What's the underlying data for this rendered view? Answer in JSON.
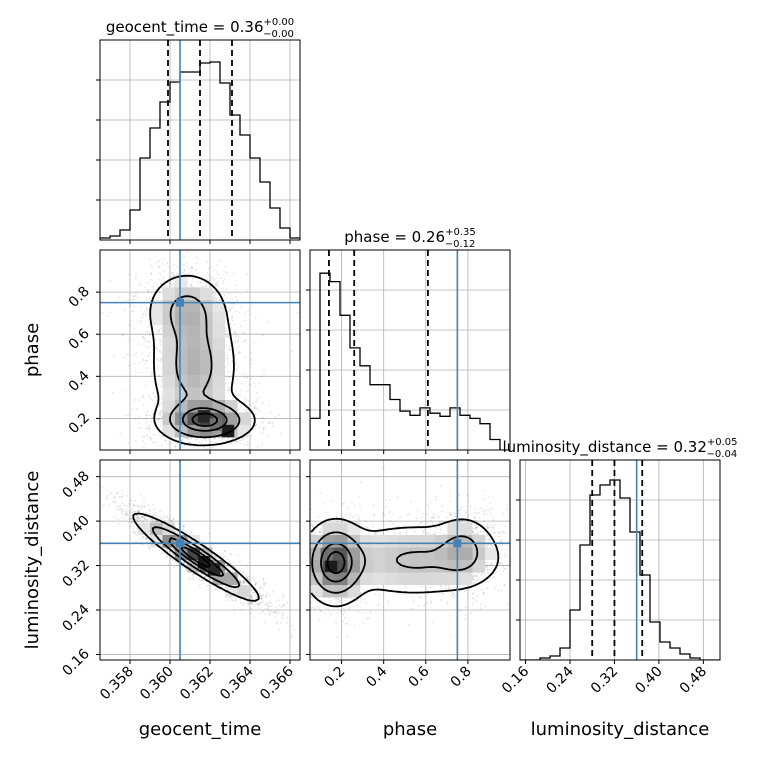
{
  "chart_data": {
    "type": "corner",
    "parameters": [
      "geocent_time",
      "phase",
      "luminosity_distance"
    ],
    "truth_values": {
      "geocent_time": 0.3605,
      "phase": 0.75,
      "luminosity_distance": 0.36
    },
    "truth_color": "#4682b4",
    "grid": true,
    "diagonal": [
      {
        "param": "geocent_time",
        "title_main": "geocent_time = 0.36",
        "title_sup": "+0.00",
        "title_sub": "−0.00",
        "quantiles": [
          0.3599,
          0.3615,
          0.3631
        ],
        "xlim": [
          0.3565,
          0.3665
        ],
        "bins_x": [
          0.3565,
          0.357,
          0.3575,
          0.358,
          0.3585,
          0.359,
          0.3595,
          0.36,
          0.3605,
          0.361,
          0.3615,
          0.362,
          0.3625,
          0.363,
          0.3635,
          0.364,
          0.3645,
          0.365,
          0.3655,
          0.366,
          0.3665
        ],
        "counts": [
          2,
          4,
          10,
          30,
          82,
          112,
          138,
          158,
          168,
          168,
          177,
          178,
          157,
          125,
          105,
          82,
          58,
          32,
          12,
          2
        ],
        "ymax": 200
      },
      {
        "param": "phase",
        "title_main": "phase = 0.26",
        "title_sup": "+0.35",
        "title_sub": "−0.12",
        "quantiles": [
          0.14,
          0.26,
          0.61
        ],
        "xlim": [
          0.05,
          1.0
        ],
        "bins_x": [
          0.05,
          0.0975,
          0.145,
          0.1925,
          0.24,
          0.2875,
          0.335,
          0.3825,
          0.43,
          0.4775,
          0.525,
          0.5725,
          0.62,
          0.6675,
          0.715,
          0.7625,
          0.81,
          0.8575,
          0.905,
          0.9525,
          1.0
        ],
        "counts": [
          30,
          168,
          160,
          128,
          97,
          80,
          62,
          62,
          48,
          37,
          33,
          40,
          35,
          32,
          40,
          33,
          30,
          25,
          10,
          0
        ],
        "ymax": 190
      },
      {
        "param": "luminosity_distance",
        "title_main": "luminosity_distance = 0.32",
        "title_sup": "+0.05",
        "title_sub": "−0.04",
        "quantiles": [
          0.28,
          0.32,
          0.37
        ],
        "xlim": [
          0.15,
          0.51
        ],
        "bins_x": [
          0.15,
          0.168,
          0.186,
          0.204,
          0.222,
          0.24,
          0.258,
          0.276,
          0.294,
          0.312,
          0.33,
          0.348,
          0.366,
          0.384,
          0.402,
          0.42,
          0.438,
          0.456,
          0.474,
          0.492,
          0.51
        ],
        "counts": [
          0,
          0,
          2,
          4,
          12,
          50,
          115,
          165,
          175,
          180,
          162,
          128,
          85,
          38,
          18,
          12,
          6,
          2,
          0,
          0
        ],
        "ymax": 200
      }
    ],
    "panels": [
      {
        "row": 1,
        "col": 0,
        "x_param": "geocent_time",
        "y_param": "phase",
        "xlim": [
          0.3565,
          0.3665
        ],
        "ylim": [
          0.05,
          1.0
        ],
        "density_blobs": [
          {
            "x": 0.3618,
            "y": 0.19,
            "sx": 0.0011,
            "sy": 0.05,
            "w": 1.0
          },
          {
            "x": 0.3612,
            "y": 0.45,
            "sx": 0.0011,
            "sy": 0.16,
            "w": 0.45
          },
          {
            "x": 0.3608,
            "y": 0.72,
            "sx": 0.001,
            "sy": 0.09,
            "w": 0.35
          }
        ],
        "dark_bins": [
          {
            "x": 0.3617,
            "y": 0.21,
            "v": 0.9
          },
          {
            "x": 0.3629,
            "y": 0.14,
            "v": 0.95
          },
          {
            "x": 0.3623,
            "y": 0.17,
            "v": 0.6
          }
        ]
      },
      {
        "row": 2,
        "col": 0,
        "x_param": "geocent_time",
        "y_param": "luminosity_distance",
        "xlim": [
          0.3565,
          0.3665
        ],
        "ylim": [
          0.15,
          0.51
        ],
        "density_blobs": [
          {
            "x": 0.3613,
            "y": 0.335,
            "sx": 0.0014,
            "sy": 0.035,
            "rho": -0.93,
            "w": 1.0
          }
        ],
        "dark_bins": [
          {
            "x": 0.3617,
            "y": 0.326,
            "v": 0.95
          },
          {
            "x": 0.3622,
            "y": 0.313,
            "v": 0.9
          },
          {
            "x": 0.3605,
            "y": 0.36,
            "v": 0.4
          }
        ]
      },
      {
        "row": 2,
        "col": 1,
        "x_param": "phase",
        "y_param": "luminosity_distance",
        "xlim": [
          0.05,
          1.0
        ],
        "ylim": [
          0.15,
          0.51
        ],
        "density_blobs": [
          {
            "x": 0.17,
            "y": 0.325,
            "sx": 0.07,
            "sy": 0.035,
            "w": 1.0
          },
          {
            "x": 0.55,
            "y": 0.33,
            "sx": 0.22,
            "sy": 0.035,
            "w": 0.35
          },
          {
            "x": 0.78,
            "y": 0.35,
            "sx": 0.07,
            "sy": 0.03,
            "w": 0.3
          }
        ],
        "dark_bins": [
          {
            "x": 0.15,
            "y": 0.32,
            "v": 0.95
          },
          {
            "x": 0.19,
            "y": 0.34,
            "v": 0.7
          },
          {
            "x": 0.13,
            "y": 0.34,
            "v": 0.6
          }
        ]
      }
    ],
    "axes": {
      "geocent_time": {
        "ticks": [
          0.358,
          0.36,
          0.362,
          0.364,
          0.366
        ],
        "tick_labels": [
          "0.358",
          "0.360",
          "0.362",
          "0.364",
          "0.366"
        ],
        "label": "geocent_time"
      },
      "phase": {
        "ticks": [
          0.2,
          0.4,
          0.6,
          0.8
        ],
        "tick_labels": [
          "0.2",
          "0.4",
          "0.6",
          "0.8"
        ],
        "label": "phase"
      },
      "luminosity_distance": {
        "ticks": [
          0.16,
          0.24,
          0.32,
          0.4,
          0.48
        ],
        "tick_labels": [
          "0.16",
          "0.24",
          "0.32",
          "0.40",
          "0.48"
        ],
        "label": "luminosity_distance"
      }
    }
  }
}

◇ ◇ ◇

= GIVEN TASK =
The entries above are to be returned exactly, without their pictures.

= RESPONSE =
What's the underlying data for this rendered view? Answer in JSON.
{
  "chart_data": {
    "type": "corner",
    "parameters": [
      "geocent_time",
      "phase",
      "luminosity_distance"
    ],
    "truth_values": {
      "geocent_time": 0.3605,
      "phase": 0.75,
      "luminosity_distance": 0.36
    },
    "truth_color": "#4682b4",
    "grid": true,
    "diagonal": [
      {
        "param": "geocent_time",
        "title_main": "geocent_time = 0.36",
        "title_sup": "+0.00",
        "title_sub": "−0.00",
        "quantiles": [
          0.3599,
          0.3615,
          0.3631
        ],
        "xlim": [
          0.3565,
          0.3665
        ],
        "bins_x": [
          0.3565,
          0.357,
          0.3575,
          0.358,
          0.3585,
          0.359,
          0.3595,
          0.36,
          0.3605,
          0.361,
          0.3615,
          0.362,
          0.3625,
          0.363,
          0.3635,
          0.364,
          0.3645,
          0.365,
          0.3655,
          0.366,
          0.3665
        ],
        "counts": [
          2,
          4,
          10,
          30,
          82,
          112,
          138,
          158,
          168,
          168,
          177,
          178,
          157,
          125,
          105,
          82,
          58,
          32,
          12,
          2
        ],
        "ymax": 200
      },
      {
        "param": "phase",
        "title_main": "phase = 0.26",
        "title_sup": "+0.35",
        "title_sub": "−0.12",
        "quantiles": [
          0.14,
          0.26,
          0.61
        ],
        "xlim": [
          0.05,
          1.0
        ],
        "bins_x": [
          0.05,
          0.0975,
          0.145,
          0.1925,
          0.24,
          0.2875,
          0.335,
          0.3825,
          0.43,
          0.4775,
          0.525,
          0.5725,
          0.62,
          0.6675,
          0.715,
          0.7625,
          0.81,
          0.8575,
          0.905,
          0.9525,
          1.0
        ],
        "counts": [
          30,
          168,
          160,
          128,
          97,
          80,
          62,
          62,
          48,
          37,
          33,
          40,
          35,
          32,
          40,
          33,
          30,
          25,
          10,
          0
        ],
        "ymax": 190
      },
      {
        "param": "luminosity_distance",
        "title_main": "luminosity_distance = 0.32",
        "title_sup": "+0.05",
        "title_sub": "−0.04",
        "quantiles": [
          0.28,
          0.32,
          0.37
        ],
        "xlim": [
          0.15,
          0.51
        ],
        "bins_x": [
          0.15,
          0.168,
          0.186,
          0.204,
          0.222,
          0.24,
          0.258,
          0.276,
          0.294,
          0.312,
          0.33,
          0.348,
          0.366,
          0.384,
          0.402,
          0.42,
          0.438,
          0.456,
          0.474,
          0.492,
          0.51
        ],
        "counts": [
          0,
          0,
          2,
          4,
          12,
          50,
          115,
          165,
          175,
          180,
          162,
          128,
          85,
          38,
          18,
          12,
          6,
          2,
          0,
          0
        ],
        "ymax": 200
      }
    ],
    "panels": [
      {
        "row": 1,
        "col": 0,
        "x_param": "geocent_time",
        "y_param": "phase",
        "xlim": [
          0.3565,
          0.3665
        ],
        "ylim": [
          0.05,
          1.0
        ],
        "density_blobs": [
          {
            "x": 0.3618,
            "y": 0.19,
            "sx": 0.0011,
            "sy": 0.05,
            "w": 1.0
          },
          {
            "x": 0.3612,
            "y": 0.45,
            "sx": 0.0011,
            "sy": 0.16,
            "w": 0.45
          },
          {
            "x": 0.3608,
            "y": 0.72,
            "sx": 0.001,
            "sy": 0.09,
            "w": 0.35
          }
        ],
        "dark_bins": [
          {
            "x": 0.3617,
            "y": 0.21,
            "v": 0.9
          },
          {
            "x": 0.3629,
            "y": 0.14,
            "v": 0.95
          },
          {
            "x": 0.3623,
            "y": 0.17,
            "v": 0.6
          }
        ]
      },
      {
        "row": 2,
        "col": 0,
        "x_param": "geocent_time",
        "y_param": "luminosity_distance",
        "xlim": [
          0.3565,
          0.3665
        ],
        "ylim": [
          0.15,
          0.51
        ],
        "density_blobs": [
          {
            "x": 0.3613,
            "y": 0.335,
            "sx": 0.0014,
            "sy": 0.035,
            "rho": -0.93,
            "w": 1.0
          }
        ],
        "dark_bins": [
          {
            "x": 0.3617,
            "y": 0.326,
            "v": 0.95
          },
          {
            "x": 0.3622,
            "y": 0.313,
            "v": 0.9
          },
          {
            "x": 0.3605,
            "y": 0.36,
            "v": 0.4
          }
        ]
      },
      {
        "row": 2,
        "col": 1,
        "x_param": "phase",
        "y_param": "luminosity_distance",
        "xlim": [
          0.05,
          1.0
        ],
        "ylim": [
          0.15,
          0.51
        ],
        "density_blobs": [
          {
            "x": 0.17,
            "y": 0.325,
            "sx": 0.07,
            "sy": 0.035,
            "w": 1.0
          },
          {
            "x": 0.55,
            "y": 0.33,
            "sx": 0.22,
            "sy": 0.035,
            "w": 0.35
          },
          {
            "x": 0.78,
            "y": 0.35,
            "sx": 0.07,
            "sy": 0.03,
            "w": 0.3
          }
        ],
        "dark_bins": [
          {
            "x": 0.15,
            "y": 0.32,
            "v": 0.95
          },
          {
            "x": 0.19,
            "y": 0.34,
            "v": 0.7
          },
          {
            "x": 0.13,
            "y": 0.34,
            "v": 0.6
          }
        ]
      }
    ],
    "axes": {
      "geocent_time": {
        "ticks": [
          0.358,
          0.36,
          0.362,
          0.364,
          0.366
        ],
        "tick_labels": [
          "0.358",
          "0.360",
          "0.362",
          "0.364",
          "0.366"
        ],
        "label": "geocent_time"
      },
      "phase": {
        "ticks": [
          0.2,
          0.4,
          0.6,
          0.8
        ],
        "tick_labels": [
          "0.2",
          "0.4",
          "0.6",
          "0.8"
        ],
        "label": "phase"
      },
      "luminosity_distance": {
        "ticks": [
          0.16,
          0.24,
          0.32,
          0.4,
          0.48
        ],
        "tick_labels": [
          "0.16",
          "0.24",
          "0.32",
          "0.40",
          "0.48"
        ],
        "label": "luminosity_distance"
      }
    }
  }
}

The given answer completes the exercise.